● **ENTRIES SHOWN**:

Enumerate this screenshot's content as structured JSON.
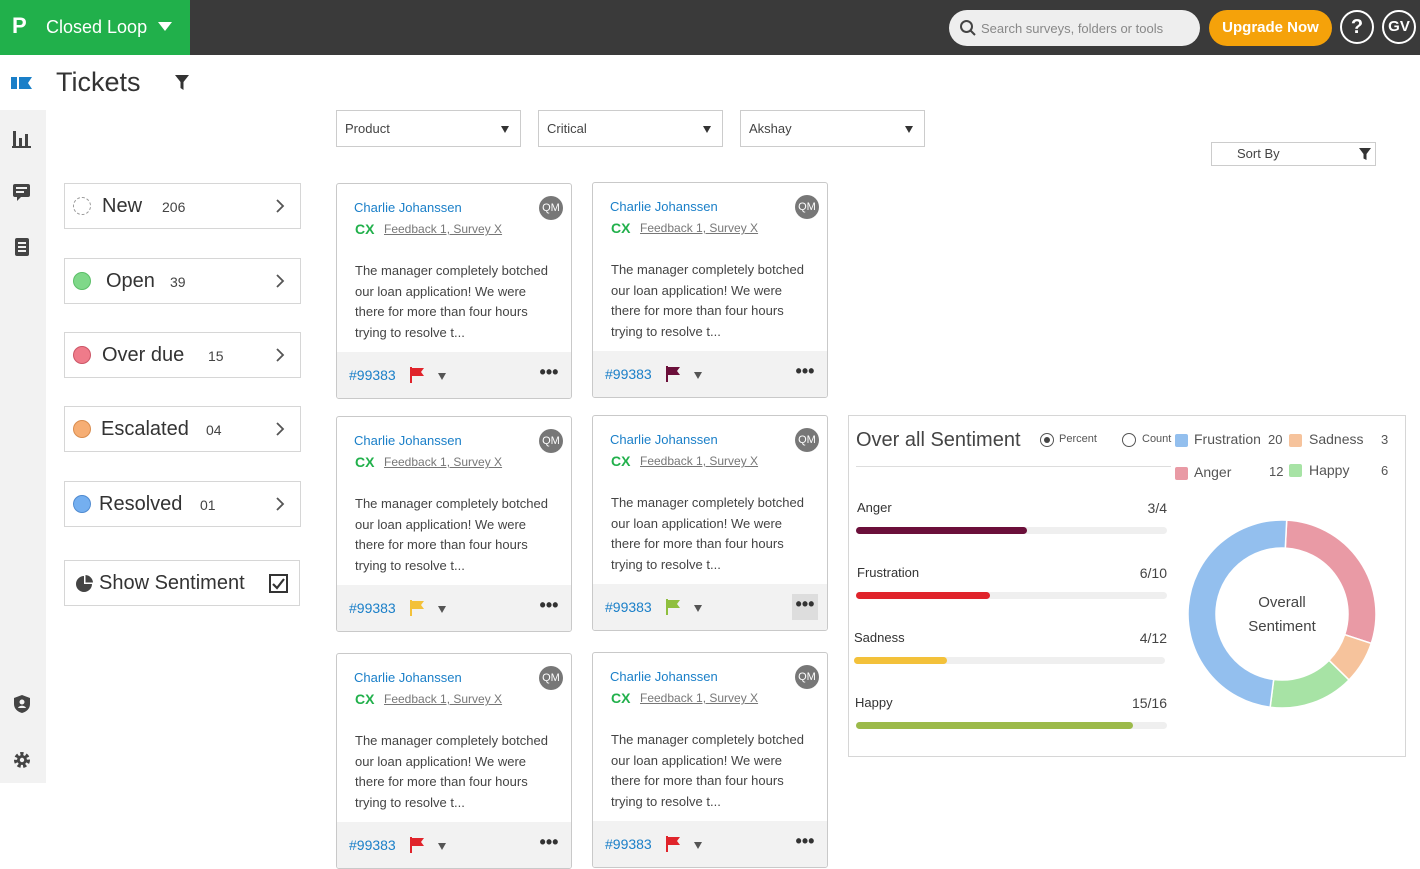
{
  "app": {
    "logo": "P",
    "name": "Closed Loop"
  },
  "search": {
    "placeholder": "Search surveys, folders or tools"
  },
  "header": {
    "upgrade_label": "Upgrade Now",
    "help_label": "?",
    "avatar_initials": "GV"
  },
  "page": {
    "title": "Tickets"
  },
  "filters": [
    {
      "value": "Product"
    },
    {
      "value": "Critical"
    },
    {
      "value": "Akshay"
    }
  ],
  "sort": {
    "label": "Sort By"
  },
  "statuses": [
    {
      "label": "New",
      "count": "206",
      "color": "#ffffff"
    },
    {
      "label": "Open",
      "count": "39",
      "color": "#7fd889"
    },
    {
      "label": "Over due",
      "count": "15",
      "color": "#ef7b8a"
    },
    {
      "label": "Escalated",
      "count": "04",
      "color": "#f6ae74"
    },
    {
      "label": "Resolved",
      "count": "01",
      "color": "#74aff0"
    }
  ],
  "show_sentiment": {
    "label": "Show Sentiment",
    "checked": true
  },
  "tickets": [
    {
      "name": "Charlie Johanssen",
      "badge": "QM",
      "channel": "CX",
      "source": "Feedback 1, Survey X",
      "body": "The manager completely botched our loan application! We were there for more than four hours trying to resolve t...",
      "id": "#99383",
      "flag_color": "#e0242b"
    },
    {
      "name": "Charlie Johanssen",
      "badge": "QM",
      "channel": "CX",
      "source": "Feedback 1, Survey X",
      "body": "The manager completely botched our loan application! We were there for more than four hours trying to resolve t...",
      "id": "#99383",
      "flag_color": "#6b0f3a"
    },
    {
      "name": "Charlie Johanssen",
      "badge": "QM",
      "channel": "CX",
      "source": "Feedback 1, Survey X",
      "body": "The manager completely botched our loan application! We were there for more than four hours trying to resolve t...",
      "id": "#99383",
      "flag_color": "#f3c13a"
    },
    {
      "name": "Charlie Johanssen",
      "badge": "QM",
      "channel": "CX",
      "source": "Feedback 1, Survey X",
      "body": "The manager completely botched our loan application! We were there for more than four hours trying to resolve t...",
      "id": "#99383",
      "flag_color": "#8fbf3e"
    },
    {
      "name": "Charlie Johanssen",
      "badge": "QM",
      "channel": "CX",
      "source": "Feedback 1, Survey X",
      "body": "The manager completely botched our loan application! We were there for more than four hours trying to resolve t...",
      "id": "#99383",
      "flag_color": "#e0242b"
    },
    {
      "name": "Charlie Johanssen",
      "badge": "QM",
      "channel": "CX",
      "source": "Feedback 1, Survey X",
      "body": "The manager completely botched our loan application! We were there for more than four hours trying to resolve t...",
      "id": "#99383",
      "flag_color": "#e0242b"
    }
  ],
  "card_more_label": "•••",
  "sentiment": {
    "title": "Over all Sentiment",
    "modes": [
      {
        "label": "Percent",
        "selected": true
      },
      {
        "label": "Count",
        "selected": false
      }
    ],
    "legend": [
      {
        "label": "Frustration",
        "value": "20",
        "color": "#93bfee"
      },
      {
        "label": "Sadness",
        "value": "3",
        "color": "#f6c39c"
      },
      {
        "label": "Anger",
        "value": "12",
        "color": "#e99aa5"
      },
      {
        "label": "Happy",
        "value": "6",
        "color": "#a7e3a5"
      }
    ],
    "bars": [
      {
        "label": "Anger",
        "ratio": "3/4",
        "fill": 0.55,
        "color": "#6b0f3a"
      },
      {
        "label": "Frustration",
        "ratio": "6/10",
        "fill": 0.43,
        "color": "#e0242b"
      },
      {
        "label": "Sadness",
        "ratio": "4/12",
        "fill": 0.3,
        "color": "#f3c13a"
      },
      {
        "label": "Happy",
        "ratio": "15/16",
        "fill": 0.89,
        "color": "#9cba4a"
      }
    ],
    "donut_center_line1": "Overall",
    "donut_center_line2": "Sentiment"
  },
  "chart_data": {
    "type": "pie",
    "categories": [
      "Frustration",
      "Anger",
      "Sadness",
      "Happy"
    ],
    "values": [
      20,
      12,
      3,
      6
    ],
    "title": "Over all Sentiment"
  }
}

● **WRITTEN EXERCISE**: Return each line exactly as written. Any picture gets left out.

● **TASK RESULT**:
Enumerate this screenshot's content as structured JSON.
{
  "app": {
    "logo": "P",
    "name": "Closed Loop"
  },
  "search": {
    "placeholder": "Search surveys, folders or tools"
  },
  "header": {
    "upgrade_label": "Upgrade Now",
    "help_label": "?",
    "avatar_initials": "GV"
  },
  "page": {
    "title": "Tickets"
  },
  "filters": [
    {
      "value": "Product"
    },
    {
      "value": "Critical"
    },
    {
      "value": "Akshay"
    }
  ],
  "sort": {
    "label": "Sort By"
  },
  "statuses": [
    {
      "label": "New",
      "count": "206",
      "color": "#ffffff"
    },
    {
      "label": "Open",
      "count": "39",
      "color": "#7fd889"
    },
    {
      "label": "Over due",
      "count": "15",
      "color": "#ef7b8a"
    },
    {
      "label": "Escalated",
      "count": "04",
      "color": "#f6ae74"
    },
    {
      "label": "Resolved",
      "count": "01",
      "color": "#74aff0"
    }
  ],
  "show_sentiment": {
    "label": "Show Sentiment",
    "checked": true
  },
  "tickets": [
    {
      "name": "Charlie Johanssen",
      "badge": "QM",
      "channel": "CX",
      "source": "Feedback 1, Survey X",
      "body": "The manager completely botched our loan application! We were there for more than four hours trying to resolve t...",
      "id": "#99383",
      "flag_color": "#e0242b"
    },
    {
      "name": "Charlie Johanssen",
      "badge": "QM",
      "channel": "CX",
      "source": "Feedback 1, Survey X",
      "body": "The manager completely botched our loan application! We were there for more than four hours trying to resolve t...",
      "id": "#99383",
      "flag_color": "#6b0f3a"
    },
    {
      "name": "Charlie Johanssen",
      "badge": "QM",
      "channel": "CX",
      "source": "Feedback 1, Survey X",
      "body": "The manager completely botched our loan application! We were there for more than four hours trying to resolve t...",
      "id": "#99383",
      "flag_color": "#f3c13a"
    },
    {
      "name": "Charlie Johanssen",
      "badge": "QM",
      "channel": "CX",
      "source": "Feedback 1, Survey X",
      "body": "The manager completely botched our loan application! We were there for more than four hours trying to resolve t...",
      "id": "#99383",
      "flag_color": "#8fbf3e"
    },
    {
      "name": "Charlie Johanssen",
      "badge": "QM",
      "channel": "CX",
      "source": "Feedback 1, Survey X",
      "body": "The manager completely botched our loan application! We were there for more than four hours trying to resolve t...",
      "id": "#99383",
      "flag_color": "#e0242b"
    },
    {
      "name": "Charlie Johanssen",
      "badge": "QM",
      "channel": "CX",
      "source": "Feedback 1, Survey X",
      "body": "The manager completely botched our loan application! We were there for more than four hours trying to resolve t...",
      "id": "#99383",
      "flag_color": "#e0242b"
    }
  ],
  "card_more_label": "•••",
  "sentiment": {
    "title": "Over all Sentiment",
    "modes": [
      {
        "label": "Percent",
        "selected": true
      },
      {
        "label": "Count",
        "selected": false
      }
    ],
    "legend": [
      {
        "label": "Frustration",
        "value": "20",
        "color": "#93bfee"
      },
      {
        "label": "Sadness",
        "value": "3",
        "color": "#f6c39c"
      },
      {
        "label": "Anger",
        "value": "12",
        "color": "#e99aa5"
      },
      {
        "label": "Happy",
        "value": "6",
        "color": "#a7e3a5"
      }
    ],
    "bars": [
      {
        "label": "Anger",
        "ratio": "3/4",
        "fill": 0.55,
        "color": "#6b0f3a"
      },
      {
        "label": "Frustration",
        "ratio": "6/10",
        "fill": 0.43,
        "color": "#e0242b"
      },
      {
        "label": "Sadness",
        "ratio": "4/12",
        "fill": 0.3,
        "color": "#f3c13a"
      },
      {
        "label": "Happy",
        "ratio": "15/16",
        "fill": 0.89,
        "color": "#9cba4a"
      }
    ],
    "donut_center_line1": "Overall",
    "donut_center_line2": "Sentiment"
  },
  "chart_data": {
    "type": "pie",
    "categories": [
      "Frustration",
      "Anger",
      "Sadness",
      "Happy"
    ],
    "values": [
      20,
      12,
      3,
      6
    ],
    "title": "Over all Sentiment"
  }
}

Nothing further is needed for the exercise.